╔══

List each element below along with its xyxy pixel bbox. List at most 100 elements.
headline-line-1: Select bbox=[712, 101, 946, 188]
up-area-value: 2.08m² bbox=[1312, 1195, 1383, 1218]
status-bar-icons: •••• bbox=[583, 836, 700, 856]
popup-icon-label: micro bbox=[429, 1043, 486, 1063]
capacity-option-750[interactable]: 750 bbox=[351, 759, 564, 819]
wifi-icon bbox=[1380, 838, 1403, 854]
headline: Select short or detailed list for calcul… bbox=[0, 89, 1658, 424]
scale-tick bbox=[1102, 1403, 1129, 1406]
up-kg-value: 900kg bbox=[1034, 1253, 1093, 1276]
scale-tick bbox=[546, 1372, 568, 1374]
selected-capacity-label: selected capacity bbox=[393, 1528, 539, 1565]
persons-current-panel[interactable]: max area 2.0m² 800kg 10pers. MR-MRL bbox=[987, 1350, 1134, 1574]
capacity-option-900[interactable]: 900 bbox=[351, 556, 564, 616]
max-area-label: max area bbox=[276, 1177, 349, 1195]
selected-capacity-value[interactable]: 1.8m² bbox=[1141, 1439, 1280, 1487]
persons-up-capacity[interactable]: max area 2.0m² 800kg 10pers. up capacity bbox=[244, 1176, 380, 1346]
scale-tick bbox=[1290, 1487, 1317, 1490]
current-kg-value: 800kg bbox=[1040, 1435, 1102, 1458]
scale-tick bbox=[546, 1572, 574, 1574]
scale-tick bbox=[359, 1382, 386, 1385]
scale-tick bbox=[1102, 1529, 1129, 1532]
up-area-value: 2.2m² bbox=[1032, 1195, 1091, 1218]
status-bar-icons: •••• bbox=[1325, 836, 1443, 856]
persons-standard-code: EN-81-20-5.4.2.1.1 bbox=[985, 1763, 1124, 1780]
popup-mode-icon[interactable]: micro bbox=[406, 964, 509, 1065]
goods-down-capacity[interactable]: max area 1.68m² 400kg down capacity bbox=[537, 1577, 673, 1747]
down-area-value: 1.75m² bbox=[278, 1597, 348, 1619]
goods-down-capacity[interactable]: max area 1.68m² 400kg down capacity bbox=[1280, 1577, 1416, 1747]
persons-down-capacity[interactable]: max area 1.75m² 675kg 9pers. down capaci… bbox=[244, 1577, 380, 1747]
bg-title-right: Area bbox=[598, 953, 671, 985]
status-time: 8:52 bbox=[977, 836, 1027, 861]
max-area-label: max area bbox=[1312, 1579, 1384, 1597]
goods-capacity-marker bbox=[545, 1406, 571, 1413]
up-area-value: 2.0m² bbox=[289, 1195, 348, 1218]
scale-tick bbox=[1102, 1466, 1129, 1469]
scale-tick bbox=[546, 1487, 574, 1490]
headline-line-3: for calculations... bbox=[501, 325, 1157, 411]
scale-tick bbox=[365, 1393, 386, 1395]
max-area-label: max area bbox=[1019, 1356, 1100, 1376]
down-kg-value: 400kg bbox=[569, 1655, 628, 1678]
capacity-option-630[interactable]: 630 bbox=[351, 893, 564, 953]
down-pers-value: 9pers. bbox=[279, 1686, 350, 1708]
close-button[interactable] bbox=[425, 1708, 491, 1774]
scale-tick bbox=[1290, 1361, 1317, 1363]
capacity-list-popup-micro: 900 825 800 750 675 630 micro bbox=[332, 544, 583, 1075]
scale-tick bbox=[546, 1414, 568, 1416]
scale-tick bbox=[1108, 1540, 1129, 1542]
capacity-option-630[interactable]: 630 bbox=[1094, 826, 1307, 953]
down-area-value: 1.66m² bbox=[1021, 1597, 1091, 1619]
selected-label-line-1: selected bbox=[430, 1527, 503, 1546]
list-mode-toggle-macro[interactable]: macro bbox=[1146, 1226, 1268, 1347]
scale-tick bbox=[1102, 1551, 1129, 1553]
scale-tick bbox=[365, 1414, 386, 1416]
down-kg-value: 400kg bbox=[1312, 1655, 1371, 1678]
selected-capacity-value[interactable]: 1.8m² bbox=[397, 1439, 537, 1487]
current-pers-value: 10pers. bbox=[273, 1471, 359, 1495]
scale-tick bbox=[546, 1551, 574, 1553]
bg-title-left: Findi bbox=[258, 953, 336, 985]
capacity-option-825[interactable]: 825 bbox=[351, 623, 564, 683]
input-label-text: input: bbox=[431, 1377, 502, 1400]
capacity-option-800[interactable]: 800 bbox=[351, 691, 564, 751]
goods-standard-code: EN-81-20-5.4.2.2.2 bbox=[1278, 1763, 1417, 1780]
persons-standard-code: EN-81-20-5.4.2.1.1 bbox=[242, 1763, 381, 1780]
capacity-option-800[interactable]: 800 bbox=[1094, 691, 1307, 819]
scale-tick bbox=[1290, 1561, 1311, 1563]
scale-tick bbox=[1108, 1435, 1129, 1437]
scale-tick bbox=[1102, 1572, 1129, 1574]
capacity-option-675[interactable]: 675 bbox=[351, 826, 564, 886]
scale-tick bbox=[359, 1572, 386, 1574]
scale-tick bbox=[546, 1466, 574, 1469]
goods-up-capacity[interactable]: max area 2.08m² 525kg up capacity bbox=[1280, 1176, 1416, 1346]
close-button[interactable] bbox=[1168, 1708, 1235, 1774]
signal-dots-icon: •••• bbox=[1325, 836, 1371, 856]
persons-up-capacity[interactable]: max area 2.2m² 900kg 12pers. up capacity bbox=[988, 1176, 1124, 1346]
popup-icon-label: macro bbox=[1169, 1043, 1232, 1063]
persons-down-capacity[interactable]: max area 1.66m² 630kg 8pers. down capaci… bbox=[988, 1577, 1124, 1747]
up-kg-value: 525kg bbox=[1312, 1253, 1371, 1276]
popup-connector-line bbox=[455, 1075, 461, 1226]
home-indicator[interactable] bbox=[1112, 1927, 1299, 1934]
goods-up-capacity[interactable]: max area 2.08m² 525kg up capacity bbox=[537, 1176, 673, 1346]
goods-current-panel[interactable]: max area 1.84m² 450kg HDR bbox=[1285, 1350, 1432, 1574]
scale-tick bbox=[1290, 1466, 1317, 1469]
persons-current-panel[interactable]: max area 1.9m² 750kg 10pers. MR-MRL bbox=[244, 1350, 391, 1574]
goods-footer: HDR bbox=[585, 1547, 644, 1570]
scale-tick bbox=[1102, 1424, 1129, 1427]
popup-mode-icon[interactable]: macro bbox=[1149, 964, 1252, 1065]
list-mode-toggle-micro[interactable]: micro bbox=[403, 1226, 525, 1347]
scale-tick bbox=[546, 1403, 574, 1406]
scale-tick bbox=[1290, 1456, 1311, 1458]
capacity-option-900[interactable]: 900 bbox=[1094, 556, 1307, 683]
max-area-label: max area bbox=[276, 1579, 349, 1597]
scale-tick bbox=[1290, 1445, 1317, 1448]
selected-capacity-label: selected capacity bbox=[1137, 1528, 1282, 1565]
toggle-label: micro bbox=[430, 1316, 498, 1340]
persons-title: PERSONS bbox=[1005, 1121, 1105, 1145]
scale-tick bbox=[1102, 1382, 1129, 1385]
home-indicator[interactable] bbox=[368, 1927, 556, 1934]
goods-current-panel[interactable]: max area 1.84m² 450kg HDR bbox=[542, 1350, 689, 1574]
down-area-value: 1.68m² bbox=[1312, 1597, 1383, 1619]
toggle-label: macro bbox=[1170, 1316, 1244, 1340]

╚══

• WHAT THE TASK ASKS: Return every line of the records above verbatim, with nothing added, dropped, or altered.

• SOLUTION FOR THIS EXERCISE:
List each element below along with its xyxy pixel bbox. List at most 100 elements.
headline-line-1: Select bbox=[712, 101, 946, 188]
up-area-value: 2.08m² bbox=[1312, 1195, 1383, 1218]
status-bar-icons: •••• bbox=[583, 836, 700, 856]
popup-icon-label: micro bbox=[429, 1043, 486, 1063]
capacity-option-750[interactable]: 750 bbox=[351, 759, 564, 819]
wifi-icon bbox=[1380, 838, 1403, 854]
headline: Select short or detailed list for calcul… bbox=[0, 89, 1658, 424]
scale-tick bbox=[1102, 1403, 1129, 1406]
up-kg-value: 900kg bbox=[1034, 1253, 1093, 1276]
scale-tick bbox=[546, 1372, 568, 1374]
selected-capacity-label: selected capacity bbox=[393, 1528, 539, 1565]
persons-current-panel[interactable]: max area 2.0m² 800kg 10pers. MR-MRL bbox=[987, 1350, 1134, 1574]
capacity-option-900[interactable]: 900 bbox=[351, 556, 564, 616]
max-area-label: max area bbox=[276, 1177, 349, 1195]
selected-capacity-value[interactable]: 1.8m² bbox=[1141, 1439, 1280, 1487]
persons-up-capacity[interactable]: max area 2.0m² 800kg 10pers. up capacity bbox=[244, 1176, 380, 1346]
scale-tick bbox=[1290, 1487, 1317, 1490]
current-kg-value: 800kg bbox=[1040, 1435, 1102, 1458]
scale-tick bbox=[546, 1572, 574, 1574]
scale-tick bbox=[359, 1382, 386, 1385]
scale-tick bbox=[1102, 1529, 1129, 1532]
up-area-value: 2.2m² bbox=[1032, 1195, 1091, 1218]
status-bar-icons: •••• bbox=[1325, 836, 1443, 856]
persons-standard-code: EN-81-20-5.4.2.1.1 bbox=[985, 1763, 1124, 1780]
popup-mode-icon[interactable]: micro bbox=[406, 964, 509, 1065]
goods-down-capacity[interactable]: max area 1.68m² 400kg down capacity bbox=[537, 1577, 673, 1747]
down-area-value: 1.75m² bbox=[278, 1597, 348, 1619]
goods-down-capacity[interactable]: max area 1.68m² 400kg down capacity bbox=[1280, 1577, 1416, 1747]
persons-down-capacity[interactable]: max area 1.75m² 675kg 9pers. down capaci… bbox=[244, 1577, 380, 1747]
bg-title-right: Area bbox=[598, 953, 671, 985]
status-time: 8:52 bbox=[977, 836, 1027, 861]
max-area-label: max area bbox=[1312, 1579, 1384, 1597]
goods-capacity-marker bbox=[545, 1406, 571, 1413]
up-area-value: 2.0m² bbox=[289, 1195, 348, 1218]
scale-tick bbox=[1102, 1466, 1129, 1469]
scale-tick bbox=[546, 1487, 574, 1490]
headline-line-3: for calculations... bbox=[501, 325, 1157, 411]
scale-tick bbox=[365, 1393, 386, 1395]
max-area-label: max area bbox=[1019, 1356, 1100, 1376]
down-kg-value: 400kg bbox=[569, 1655, 628, 1678]
capacity-option-630[interactable]: 630 bbox=[351, 893, 564, 953]
down-pers-value: 9pers. bbox=[279, 1686, 350, 1708]
close-button[interactable] bbox=[425, 1708, 491, 1774]
scale-tick bbox=[1290, 1361, 1317, 1363]
capacity-list-popup-micro: 900 825 800 750 675 630 micro bbox=[332, 544, 583, 1075]
scale-tick bbox=[546, 1414, 568, 1416]
scale-tick bbox=[1108, 1540, 1129, 1542]
capacity-option-630[interactable]: 630 bbox=[1094, 826, 1307, 953]
down-area-value: 1.66m² bbox=[1021, 1597, 1091, 1619]
selected-label-line-1: selected bbox=[430, 1527, 503, 1546]
list-mode-toggle-macro[interactable]: macro bbox=[1146, 1226, 1268, 1347]
scale-tick bbox=[1102, 1551, 1129, 1553]
scale-tick bbox=[365, 1414, 386, 1416]
down-kg-value: 400kg bbox=[1312, 1655, 1371, 1678]
selected-capacity-value[interactable]: 1.8m² bbox=[397, 1439, 537, 1487]
current-pers-value: 10pers. bbox=[273, 1471, 359, 1495]
scale-tick bbox=[546, 1551, 574, 1553]
bg-title-left: Findi bbox=[258, 953, 336, 985]
capacity-option-825[interactable]: 825 bbox=[351, 623, 564, 683]
input-label-text: input: bbox=[431, 1377, 502, 1400]
capacity-option-800[interactable]: 800 bbox=[351, 691, 564, 751]
goods-standard-code: EN-81-20-5.4.2.2.2 bbox=[1278, 1763, 1417, 1780]
persons-standard-code: EN-81-20-5.4.2.1.1 bbox=[242, 1763, 381, 1780]
capacity-option-800[interactable]: 800 bbox=[1094, 691, 1307, 819]
scale-tick bbox=[1290, 1561, 1311, 1563]
scale-tick bbox=[1108, 1435, 1129, 1437]
scale-tick bbox=[1102, 1572, 1129, 1574]
capacity-option-675[interactable]: 675 bbox=[351, 826, 564, 886]
scale-tick bbox=[359, 1572, 386, 1574]
scale-tick bbox=[546, 1466, 574, 1469]
goods-up-capacity[interactable]: max area 2.08m² 525kg up capacity bbox=[1280, 1176, 1416, 1346]
close-button[interactable] bbox=[1168, 1708, 1235, 1774]
signal-dots-icon: •••• bbox=[1325, 836, 1371, 856]
persons-up-capacity[interactable]: max area 2.2m² 900kg 12pers. up capacity bbox=[988, 1176, 1124, 1346]
popup-icon-label: macro bbox=[1169, 1043, 1232, 1063]
persons-down-capacity[interactable]: max area 1.66m² 630kg 8pers. down capaci… bbox=[988, 1577, 1124, 1747]
up-kg-value: 525kg bbox=[1312, 1253, 1371, 1276]
popup-connector-line bbox=[455, 1075, 461, 1226]
home-indicator[interactable] bbox=[1112, 1927, 1299, 1934]
goods-up-capacity[interactable]: max area 2.08m² 525kg up capacity bbox=[537, 1176, 673, 1346]
goods-current-panel[interactable]: max area 1.84m² 450kg HDR bbox=[1285, 1350, 1432, 1574]
scale-tick bbox=[1290, 1466, 1317, 1469]
persons-current-panel[interactable]: max area 1.9m² 750kg 10pers. MR-MRL bbox=[244, 1350, 391, 1574]
goods-footer: HDR bbox=[585, 1547, 644, 1570]
scale-tick bbox=[1102, 1424, 1129, 1427]
popup-mode-icon[interactable]: macro bbox=[1149, 964, 1252, 1065]
list-mode-toggle-micro[interactable]: micro bbox=[403, 1226, 525, 1347]
scale-tick bbox=[546, 1403, 574, 1406]
scale-tick bbox=[1290, 1456, 1311, 1458]
capacity-option-900[interactable]: 900 bbox=[1094, 556, 1307, 683]
max-area-label: max area bbox=[276, 1579, 349, 1597]
scale-tick bbox=[1290, 1445, 1317, 1448]
selected-capacity-label: selected capacity bbox=[1137, 1528, 1282, 1565]
toggle-label: micro bbox=[430, 1316, 498, 1340]
persons-title: PERSONS bbox=[1005, 1121, 1105, 1145]
scale-tick bbox=[1102, 1382, 1129, 1385]
home-indicator[interactable] bbox=[368, 1927, 556, 1934]
goods-current-panel[interactable]: max area 1.84m² 450kg HDR bbox=[542, 1350, 689, 1574]
down-area-value: 1.68m² bbox=[1312, 1597, 1383, 1619]
toggle-label: macro bbox=[1170, 1316, 1244, 1340]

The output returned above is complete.